▸ **TASK DIRECTIONS**: Scan the material below for the string "screenshot", and copy every line where it shows up.

▸ **DATA SECTION**:
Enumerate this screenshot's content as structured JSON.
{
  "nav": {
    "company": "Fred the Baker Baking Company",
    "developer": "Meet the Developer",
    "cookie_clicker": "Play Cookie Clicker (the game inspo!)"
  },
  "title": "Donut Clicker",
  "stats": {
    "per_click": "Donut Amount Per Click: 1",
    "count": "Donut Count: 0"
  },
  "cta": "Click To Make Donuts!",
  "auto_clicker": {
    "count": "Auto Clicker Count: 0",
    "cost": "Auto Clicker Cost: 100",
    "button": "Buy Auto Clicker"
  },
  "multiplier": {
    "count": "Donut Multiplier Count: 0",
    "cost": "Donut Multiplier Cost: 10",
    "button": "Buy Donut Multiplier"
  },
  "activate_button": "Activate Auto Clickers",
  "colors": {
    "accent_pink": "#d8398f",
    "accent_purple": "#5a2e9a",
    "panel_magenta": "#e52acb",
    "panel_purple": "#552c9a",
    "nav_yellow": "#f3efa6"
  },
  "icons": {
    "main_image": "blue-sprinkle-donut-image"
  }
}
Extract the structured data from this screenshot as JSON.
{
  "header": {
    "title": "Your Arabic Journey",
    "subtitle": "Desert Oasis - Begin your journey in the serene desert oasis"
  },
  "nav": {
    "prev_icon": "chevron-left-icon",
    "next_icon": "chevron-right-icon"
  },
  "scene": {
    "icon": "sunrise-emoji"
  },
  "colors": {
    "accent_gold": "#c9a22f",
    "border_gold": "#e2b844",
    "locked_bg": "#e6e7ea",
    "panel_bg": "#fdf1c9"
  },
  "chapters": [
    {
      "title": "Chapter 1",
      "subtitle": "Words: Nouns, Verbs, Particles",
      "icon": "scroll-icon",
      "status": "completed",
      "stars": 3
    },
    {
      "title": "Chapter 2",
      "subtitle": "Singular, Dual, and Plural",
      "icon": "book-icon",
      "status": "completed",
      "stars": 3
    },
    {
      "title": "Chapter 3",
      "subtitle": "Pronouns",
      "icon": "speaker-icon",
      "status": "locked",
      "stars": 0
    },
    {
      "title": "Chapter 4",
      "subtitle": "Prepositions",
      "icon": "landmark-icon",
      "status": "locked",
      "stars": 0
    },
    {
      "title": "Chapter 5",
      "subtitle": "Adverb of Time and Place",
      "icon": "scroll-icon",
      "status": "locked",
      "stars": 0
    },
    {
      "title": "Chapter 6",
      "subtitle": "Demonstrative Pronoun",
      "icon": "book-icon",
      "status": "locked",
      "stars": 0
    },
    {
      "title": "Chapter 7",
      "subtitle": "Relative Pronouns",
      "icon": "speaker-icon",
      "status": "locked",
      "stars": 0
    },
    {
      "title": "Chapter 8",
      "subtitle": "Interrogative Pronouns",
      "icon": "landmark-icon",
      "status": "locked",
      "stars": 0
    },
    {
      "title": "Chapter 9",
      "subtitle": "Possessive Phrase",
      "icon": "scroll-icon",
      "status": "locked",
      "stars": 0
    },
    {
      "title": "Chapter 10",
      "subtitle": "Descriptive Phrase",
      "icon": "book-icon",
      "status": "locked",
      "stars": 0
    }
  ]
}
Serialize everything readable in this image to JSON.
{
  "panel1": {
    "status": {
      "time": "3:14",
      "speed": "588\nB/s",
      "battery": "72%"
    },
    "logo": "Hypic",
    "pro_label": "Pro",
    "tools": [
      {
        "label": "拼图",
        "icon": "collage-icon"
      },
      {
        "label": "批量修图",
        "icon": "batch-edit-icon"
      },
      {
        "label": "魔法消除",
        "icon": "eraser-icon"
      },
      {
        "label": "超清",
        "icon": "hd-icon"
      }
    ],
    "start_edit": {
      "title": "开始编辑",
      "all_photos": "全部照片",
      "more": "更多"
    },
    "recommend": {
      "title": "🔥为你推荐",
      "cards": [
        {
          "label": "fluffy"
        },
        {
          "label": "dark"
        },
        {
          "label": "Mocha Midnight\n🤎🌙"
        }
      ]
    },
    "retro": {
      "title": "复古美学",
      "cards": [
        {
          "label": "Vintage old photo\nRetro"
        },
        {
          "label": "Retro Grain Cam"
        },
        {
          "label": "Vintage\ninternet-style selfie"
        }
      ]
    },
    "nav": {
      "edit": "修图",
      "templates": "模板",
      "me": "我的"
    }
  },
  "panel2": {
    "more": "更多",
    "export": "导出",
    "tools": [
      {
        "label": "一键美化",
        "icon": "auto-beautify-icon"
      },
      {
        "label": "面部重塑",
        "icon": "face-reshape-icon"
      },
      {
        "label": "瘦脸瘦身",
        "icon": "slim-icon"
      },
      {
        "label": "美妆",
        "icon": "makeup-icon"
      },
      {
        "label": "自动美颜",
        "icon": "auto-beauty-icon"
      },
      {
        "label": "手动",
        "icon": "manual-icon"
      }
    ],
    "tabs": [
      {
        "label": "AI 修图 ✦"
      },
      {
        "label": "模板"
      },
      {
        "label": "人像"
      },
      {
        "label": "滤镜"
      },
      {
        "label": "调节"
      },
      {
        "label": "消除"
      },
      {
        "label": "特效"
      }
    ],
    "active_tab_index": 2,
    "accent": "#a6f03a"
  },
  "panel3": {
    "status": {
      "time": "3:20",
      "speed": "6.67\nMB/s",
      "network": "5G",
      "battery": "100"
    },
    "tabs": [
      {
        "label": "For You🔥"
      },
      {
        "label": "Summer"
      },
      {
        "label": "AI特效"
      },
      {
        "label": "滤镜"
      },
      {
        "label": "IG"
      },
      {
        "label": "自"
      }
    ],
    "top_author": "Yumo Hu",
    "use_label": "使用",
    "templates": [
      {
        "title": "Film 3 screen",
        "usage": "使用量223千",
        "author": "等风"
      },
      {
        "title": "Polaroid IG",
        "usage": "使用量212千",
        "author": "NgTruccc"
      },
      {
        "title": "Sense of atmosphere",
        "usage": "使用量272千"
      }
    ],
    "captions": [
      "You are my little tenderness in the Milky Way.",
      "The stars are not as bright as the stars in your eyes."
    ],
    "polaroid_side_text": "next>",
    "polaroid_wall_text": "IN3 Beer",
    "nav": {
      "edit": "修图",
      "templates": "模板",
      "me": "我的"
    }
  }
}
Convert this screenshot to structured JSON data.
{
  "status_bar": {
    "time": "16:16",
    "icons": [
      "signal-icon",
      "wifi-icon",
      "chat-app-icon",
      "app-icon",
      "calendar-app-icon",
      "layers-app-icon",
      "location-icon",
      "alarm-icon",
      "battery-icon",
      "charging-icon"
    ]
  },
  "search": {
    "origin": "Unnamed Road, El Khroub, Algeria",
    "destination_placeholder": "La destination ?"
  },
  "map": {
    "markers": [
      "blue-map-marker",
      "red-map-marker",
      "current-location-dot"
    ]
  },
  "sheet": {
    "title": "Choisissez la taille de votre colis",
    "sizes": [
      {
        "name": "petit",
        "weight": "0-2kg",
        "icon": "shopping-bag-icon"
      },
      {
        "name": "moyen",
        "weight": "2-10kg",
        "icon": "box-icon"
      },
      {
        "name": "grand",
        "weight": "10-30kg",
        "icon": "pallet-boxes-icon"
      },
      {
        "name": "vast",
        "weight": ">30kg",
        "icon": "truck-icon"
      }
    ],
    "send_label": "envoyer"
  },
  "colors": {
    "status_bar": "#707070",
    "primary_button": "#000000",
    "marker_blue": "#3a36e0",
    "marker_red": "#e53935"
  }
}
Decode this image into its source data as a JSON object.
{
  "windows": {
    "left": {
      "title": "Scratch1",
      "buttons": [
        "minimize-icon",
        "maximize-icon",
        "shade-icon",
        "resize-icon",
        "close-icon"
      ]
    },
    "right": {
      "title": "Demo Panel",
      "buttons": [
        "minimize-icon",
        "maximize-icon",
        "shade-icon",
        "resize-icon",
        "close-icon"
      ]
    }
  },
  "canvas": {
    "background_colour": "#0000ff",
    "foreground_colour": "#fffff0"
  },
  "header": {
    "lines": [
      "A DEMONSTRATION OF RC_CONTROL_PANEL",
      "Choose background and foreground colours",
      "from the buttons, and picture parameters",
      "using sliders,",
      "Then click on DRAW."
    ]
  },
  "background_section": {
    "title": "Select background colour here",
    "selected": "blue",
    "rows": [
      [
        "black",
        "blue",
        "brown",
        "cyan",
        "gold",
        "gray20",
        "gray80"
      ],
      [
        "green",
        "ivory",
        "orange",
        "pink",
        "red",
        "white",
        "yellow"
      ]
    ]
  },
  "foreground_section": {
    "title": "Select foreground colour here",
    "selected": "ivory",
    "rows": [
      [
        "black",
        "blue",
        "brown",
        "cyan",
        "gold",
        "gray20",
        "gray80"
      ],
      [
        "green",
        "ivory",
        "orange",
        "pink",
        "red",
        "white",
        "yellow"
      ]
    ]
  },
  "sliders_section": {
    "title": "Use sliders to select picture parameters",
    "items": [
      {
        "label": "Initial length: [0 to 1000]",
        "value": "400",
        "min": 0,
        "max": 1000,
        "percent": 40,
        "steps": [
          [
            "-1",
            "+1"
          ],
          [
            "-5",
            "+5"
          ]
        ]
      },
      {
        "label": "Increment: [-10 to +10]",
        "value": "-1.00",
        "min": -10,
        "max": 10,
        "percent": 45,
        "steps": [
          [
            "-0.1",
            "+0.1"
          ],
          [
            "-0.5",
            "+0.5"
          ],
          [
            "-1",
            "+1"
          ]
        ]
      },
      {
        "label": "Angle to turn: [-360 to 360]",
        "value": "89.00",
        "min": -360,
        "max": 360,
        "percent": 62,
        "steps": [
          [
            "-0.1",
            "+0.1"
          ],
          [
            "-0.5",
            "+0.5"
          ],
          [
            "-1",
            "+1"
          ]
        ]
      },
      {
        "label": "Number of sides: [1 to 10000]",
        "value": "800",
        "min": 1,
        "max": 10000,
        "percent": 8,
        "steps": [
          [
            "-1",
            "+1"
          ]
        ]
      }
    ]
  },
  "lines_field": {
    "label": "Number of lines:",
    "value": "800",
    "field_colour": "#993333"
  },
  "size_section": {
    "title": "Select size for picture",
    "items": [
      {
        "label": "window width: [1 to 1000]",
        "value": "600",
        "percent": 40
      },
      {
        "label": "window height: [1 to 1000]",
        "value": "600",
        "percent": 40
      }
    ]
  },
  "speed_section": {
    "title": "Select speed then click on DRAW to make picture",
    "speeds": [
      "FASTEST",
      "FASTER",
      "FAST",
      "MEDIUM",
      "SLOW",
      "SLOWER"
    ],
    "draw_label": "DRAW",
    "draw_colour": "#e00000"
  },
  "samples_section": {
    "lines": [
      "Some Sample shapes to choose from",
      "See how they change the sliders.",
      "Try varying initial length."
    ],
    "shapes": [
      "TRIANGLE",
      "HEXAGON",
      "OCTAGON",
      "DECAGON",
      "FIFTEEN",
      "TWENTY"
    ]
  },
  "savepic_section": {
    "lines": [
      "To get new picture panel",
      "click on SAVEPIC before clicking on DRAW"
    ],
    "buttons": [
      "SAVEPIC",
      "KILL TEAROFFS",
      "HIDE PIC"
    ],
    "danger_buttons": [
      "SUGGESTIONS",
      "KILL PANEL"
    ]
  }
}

▸ **RIGHT ANSWER**:
Enumerate this screenshot's content as structured JSON.
Extract the structured data from this screenshot as JSON.
Convert this screenshot to structured JSON data.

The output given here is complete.